__Supplied entries__
◇ ◇ ◇ ◇ ◇ ◇ ◇

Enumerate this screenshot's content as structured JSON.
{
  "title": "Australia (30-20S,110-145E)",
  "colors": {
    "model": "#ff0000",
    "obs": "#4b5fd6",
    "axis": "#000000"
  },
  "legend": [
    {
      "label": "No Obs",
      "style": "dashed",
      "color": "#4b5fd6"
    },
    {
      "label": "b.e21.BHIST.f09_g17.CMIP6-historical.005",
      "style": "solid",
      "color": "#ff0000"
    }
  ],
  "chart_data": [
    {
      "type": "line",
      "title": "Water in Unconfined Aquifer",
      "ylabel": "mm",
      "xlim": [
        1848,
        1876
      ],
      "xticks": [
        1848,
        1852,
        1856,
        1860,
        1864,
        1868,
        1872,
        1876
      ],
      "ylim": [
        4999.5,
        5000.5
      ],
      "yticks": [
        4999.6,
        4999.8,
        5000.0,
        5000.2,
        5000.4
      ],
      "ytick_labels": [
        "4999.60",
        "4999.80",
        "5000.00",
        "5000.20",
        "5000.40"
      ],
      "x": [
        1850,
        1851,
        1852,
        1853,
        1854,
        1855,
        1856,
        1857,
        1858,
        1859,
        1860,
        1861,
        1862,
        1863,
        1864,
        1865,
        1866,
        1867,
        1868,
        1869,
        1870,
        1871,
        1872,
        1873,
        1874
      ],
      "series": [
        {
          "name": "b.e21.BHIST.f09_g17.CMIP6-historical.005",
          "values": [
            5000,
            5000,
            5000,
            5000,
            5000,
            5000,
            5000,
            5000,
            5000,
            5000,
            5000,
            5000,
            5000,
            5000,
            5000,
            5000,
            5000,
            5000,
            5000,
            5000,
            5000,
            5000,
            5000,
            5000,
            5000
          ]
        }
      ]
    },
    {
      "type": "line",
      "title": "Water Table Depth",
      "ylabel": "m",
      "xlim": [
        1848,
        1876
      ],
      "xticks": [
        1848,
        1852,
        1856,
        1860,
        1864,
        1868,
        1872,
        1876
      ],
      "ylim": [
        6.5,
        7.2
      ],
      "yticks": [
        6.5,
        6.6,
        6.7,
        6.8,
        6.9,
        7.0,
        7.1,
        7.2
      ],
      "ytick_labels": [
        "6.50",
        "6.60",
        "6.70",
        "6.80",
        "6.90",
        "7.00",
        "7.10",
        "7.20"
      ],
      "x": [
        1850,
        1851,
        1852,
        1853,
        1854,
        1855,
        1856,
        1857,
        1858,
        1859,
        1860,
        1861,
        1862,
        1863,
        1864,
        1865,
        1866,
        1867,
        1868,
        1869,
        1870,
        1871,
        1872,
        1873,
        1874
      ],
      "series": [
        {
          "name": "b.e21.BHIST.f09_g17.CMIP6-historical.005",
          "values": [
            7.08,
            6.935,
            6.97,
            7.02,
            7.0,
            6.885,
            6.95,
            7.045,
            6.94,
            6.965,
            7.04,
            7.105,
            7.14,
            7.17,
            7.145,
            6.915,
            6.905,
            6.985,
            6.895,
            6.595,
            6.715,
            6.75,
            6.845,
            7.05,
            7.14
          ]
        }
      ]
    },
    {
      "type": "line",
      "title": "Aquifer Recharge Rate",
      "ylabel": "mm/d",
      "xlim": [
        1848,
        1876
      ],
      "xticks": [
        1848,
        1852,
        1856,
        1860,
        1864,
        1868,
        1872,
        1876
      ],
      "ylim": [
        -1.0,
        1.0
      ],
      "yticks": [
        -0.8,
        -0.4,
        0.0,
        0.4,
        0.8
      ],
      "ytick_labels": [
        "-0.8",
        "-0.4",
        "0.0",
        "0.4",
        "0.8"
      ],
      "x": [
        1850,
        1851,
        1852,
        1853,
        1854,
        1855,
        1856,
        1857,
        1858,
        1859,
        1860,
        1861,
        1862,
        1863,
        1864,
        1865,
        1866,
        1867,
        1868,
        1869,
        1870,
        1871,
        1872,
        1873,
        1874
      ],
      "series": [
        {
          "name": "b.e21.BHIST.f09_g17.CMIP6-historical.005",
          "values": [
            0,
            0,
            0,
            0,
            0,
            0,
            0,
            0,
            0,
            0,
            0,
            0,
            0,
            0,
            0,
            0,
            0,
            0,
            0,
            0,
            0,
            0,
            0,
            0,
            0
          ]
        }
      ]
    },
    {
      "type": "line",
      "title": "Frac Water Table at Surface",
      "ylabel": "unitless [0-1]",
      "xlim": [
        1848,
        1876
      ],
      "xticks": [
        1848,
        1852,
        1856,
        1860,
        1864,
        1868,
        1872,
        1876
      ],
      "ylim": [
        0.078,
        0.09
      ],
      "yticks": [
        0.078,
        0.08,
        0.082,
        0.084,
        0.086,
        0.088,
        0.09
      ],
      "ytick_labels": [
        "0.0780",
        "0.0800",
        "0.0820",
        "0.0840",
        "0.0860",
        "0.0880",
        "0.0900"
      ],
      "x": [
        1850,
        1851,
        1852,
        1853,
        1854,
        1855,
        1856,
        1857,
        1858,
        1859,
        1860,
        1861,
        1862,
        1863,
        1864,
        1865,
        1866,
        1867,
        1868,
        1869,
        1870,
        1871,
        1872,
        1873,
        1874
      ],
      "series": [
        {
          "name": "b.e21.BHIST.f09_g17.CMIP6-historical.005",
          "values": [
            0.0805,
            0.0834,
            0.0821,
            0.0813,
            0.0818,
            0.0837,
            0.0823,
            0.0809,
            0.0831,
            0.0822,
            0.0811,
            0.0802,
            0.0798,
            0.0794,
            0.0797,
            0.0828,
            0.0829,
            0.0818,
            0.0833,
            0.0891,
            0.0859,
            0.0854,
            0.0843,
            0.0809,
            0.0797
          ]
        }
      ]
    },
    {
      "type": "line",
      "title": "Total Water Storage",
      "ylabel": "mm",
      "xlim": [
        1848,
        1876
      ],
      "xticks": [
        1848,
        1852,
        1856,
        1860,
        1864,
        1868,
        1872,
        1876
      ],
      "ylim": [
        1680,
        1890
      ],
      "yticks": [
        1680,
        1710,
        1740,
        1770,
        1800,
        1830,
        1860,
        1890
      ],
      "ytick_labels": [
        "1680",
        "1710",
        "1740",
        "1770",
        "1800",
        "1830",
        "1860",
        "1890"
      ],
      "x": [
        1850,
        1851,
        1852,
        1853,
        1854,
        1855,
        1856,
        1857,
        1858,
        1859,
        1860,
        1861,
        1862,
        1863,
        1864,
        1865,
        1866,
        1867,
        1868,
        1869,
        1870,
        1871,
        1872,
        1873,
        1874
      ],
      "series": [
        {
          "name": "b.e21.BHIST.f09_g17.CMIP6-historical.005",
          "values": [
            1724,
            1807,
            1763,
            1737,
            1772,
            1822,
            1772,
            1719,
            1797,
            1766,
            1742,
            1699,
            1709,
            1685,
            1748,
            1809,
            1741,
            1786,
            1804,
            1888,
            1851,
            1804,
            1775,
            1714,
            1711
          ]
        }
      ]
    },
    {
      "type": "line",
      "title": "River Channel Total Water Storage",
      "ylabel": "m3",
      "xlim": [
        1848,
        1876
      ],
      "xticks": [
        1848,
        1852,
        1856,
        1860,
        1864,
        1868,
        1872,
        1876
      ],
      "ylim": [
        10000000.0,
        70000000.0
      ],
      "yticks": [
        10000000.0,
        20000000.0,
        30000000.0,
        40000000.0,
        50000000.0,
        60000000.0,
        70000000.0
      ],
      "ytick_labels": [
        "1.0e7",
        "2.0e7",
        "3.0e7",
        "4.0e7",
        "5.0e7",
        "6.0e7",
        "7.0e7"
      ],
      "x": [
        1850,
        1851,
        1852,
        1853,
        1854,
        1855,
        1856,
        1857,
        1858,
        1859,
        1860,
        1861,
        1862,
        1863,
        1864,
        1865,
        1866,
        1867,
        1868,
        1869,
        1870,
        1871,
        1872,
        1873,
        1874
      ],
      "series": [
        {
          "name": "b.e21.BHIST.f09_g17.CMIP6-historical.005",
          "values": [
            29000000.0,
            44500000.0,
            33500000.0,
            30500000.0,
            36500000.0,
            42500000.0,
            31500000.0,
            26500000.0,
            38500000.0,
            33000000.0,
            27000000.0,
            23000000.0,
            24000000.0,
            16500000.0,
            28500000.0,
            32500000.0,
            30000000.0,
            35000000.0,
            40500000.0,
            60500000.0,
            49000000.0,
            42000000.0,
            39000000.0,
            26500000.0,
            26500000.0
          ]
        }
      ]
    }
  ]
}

◇ ◇ ◇ ◇ ◇ ◇ ◇

__Problem to solve__
From the entries above, copy every line containing the word "Water".

__Solution__
      "title": "Water in Unconfined Aquifer",
      "title": "Water Table Depth",
      "title": "Frac Water Table at Surface",
      "title": "Total Water Storage",
      "title": "River Channel Total Water Storage",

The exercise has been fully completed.